Figure data in JSON
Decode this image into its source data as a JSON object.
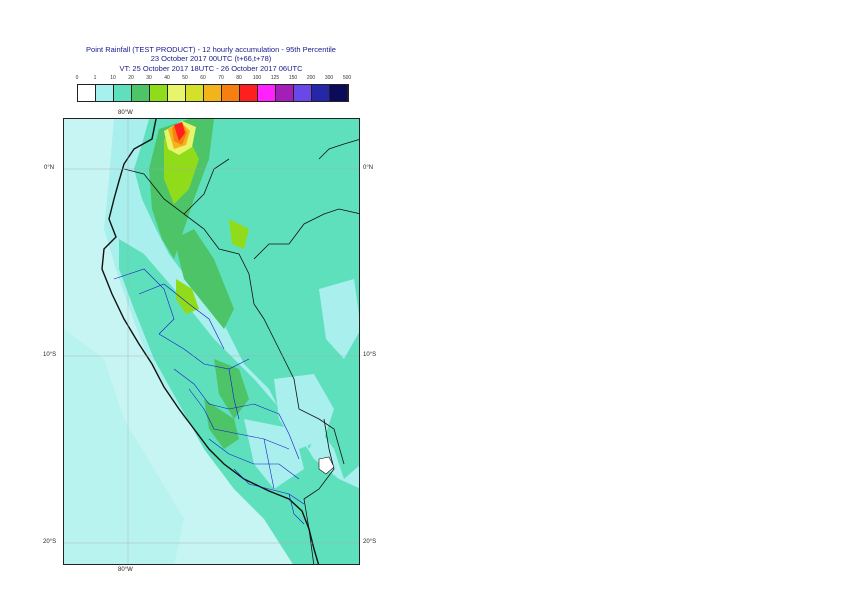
{
  "title": {
    "line1": "Point Rainfall (TEST PRODUCT) - 12 hourly accumulation - 95th Percentile",
    "line2": "23 October 2017 00UTC (t+66,t+78)",
    "line3": "VT: 25 October 2017 18UTC - 26 October 2017 06UTC"
  },
  "legend": {
    "ticks": [
      "0",
      "1",
      "10",
      "20",
      "30",
      "40",
      "50",
      "60",
      "70",
      "80",
      "100",
      "125",
      "150",
      "200",
      "300",
      "500"
    ],
    "colors": [
      "#ffffff",
      "#a6f0ee",
      "#5ee0bd",
      "#4cc467",
      "#91dc1a",
      "#e8f56a",
      "#d4e02a",
      "#f2b31b",
      "#f77f0f",
      "#ff1f1f",
      "#ff22ff",
      "#a41fb8",
      "#6a48e8",
      "#2526a8",
      "#0b0b5a"
    ]
  },
  "axes": {
    "top_lon": "80°W",
    "bottom_lon": "80°W",
    "lat_left": [
      "0°N",
      "10°S",
      "20°S"
    ],
    "lat_right": [
      "0°N",
      "10°S",
      "20°S"
    ]
  }
}
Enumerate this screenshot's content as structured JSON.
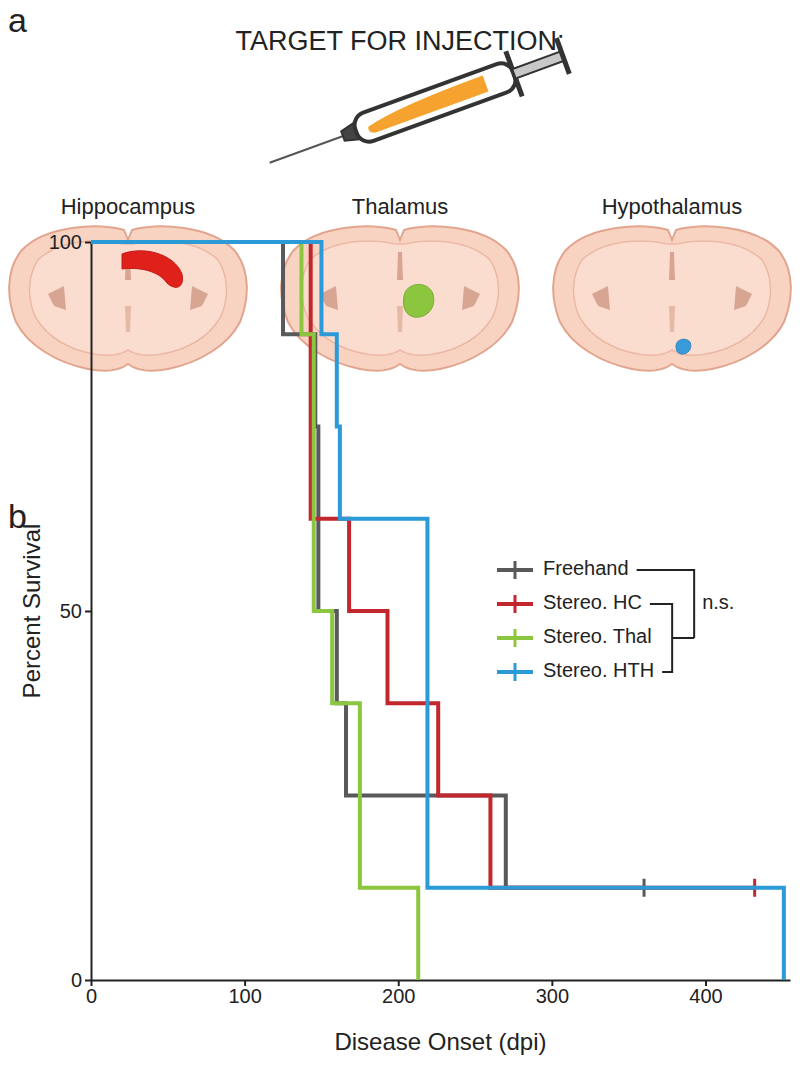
{
  "panel_a": {
    "label": "a",
    "title": "TARGET FOR INJECTION:",
    "targets": [
      {
        "name": "Hippocampus",
        "color": "#e0201b"
      },
      {
        "name": "Thalamus",
        "color": "#8cc63e"
      },
      {
        "name": "Hypothalamus",
        "color": "#3b9ad9"
      }
    ]
  },
  "panel_b": {
    "label": "b"
  },
  "chart_data": {
    "type": "line",
    "line_style": "step",
    "x_label": "Disease Onset (dpi)",
    "y_label": "Percent Survival",
    "xlim": [
      0,
      455
    ],
    "xticks": [
      0,
      100,
      200,
      300,
      400
    ],
    "ylim": [
      0,
      100
    ],
    "yticks": [
      0,
      50,
      100
    ],
    "legend": "right",
    "annotations": [
      "n.s."
    ],
    "series": [
      {
        "name": "Freehand",
        "color": "#58595b",
        "x": [
          0,
          125,
          146,
          148,
          160,
          166,
          270,
          360
        ],
        "values": [
          100,
          87.5,
          75,
          50,
          37.5,
          25,
          12.5,
          12.5
        ],
        "censored": [
          360
        ]
      },
      {
        "name": "Stereo. HC",
        "color": "#c1272d",
        "x": [
          0,
          143,
          168,
          193,
          226,
          260,
          432
        ],
        "values": [
          100,
          62.5,
          50,
          37.5,
          25,
          12.5,
          12.5
        ],
        "censored": [
          432
        ]
      },
      {
        "name": "Stereo. Thal",
        "color": "#8cc63e",
        "x": [
          0,
          137,
          145,
          157,
          175,
          213
        ],
        "values": [
          100,
          87.5,
          50,
          37.5,
          12.5,
          0
        ],
        "censored": []
      },
      {
        "name": "Stereo. HTH",
        "color": "#2b9ad6",
        "x": [
          0,
          150,
          160,
          162,
          219,
          451
        ],
        "values": [
          100,
          87.5,
          75,
          62.5,
          12.5,
          0
        ],
        "censored": []
      }
    ]
  }
}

**EXERCISE**
Above are the records; copy every line in them that holds the word "October".

**SOLVED PROBLEM**
    "line2": "23 October 2017 00UTC (t+66,t+78)",
    "line3": "VT: 25 October 2017 18UTC - 26 October 2017 06UTC"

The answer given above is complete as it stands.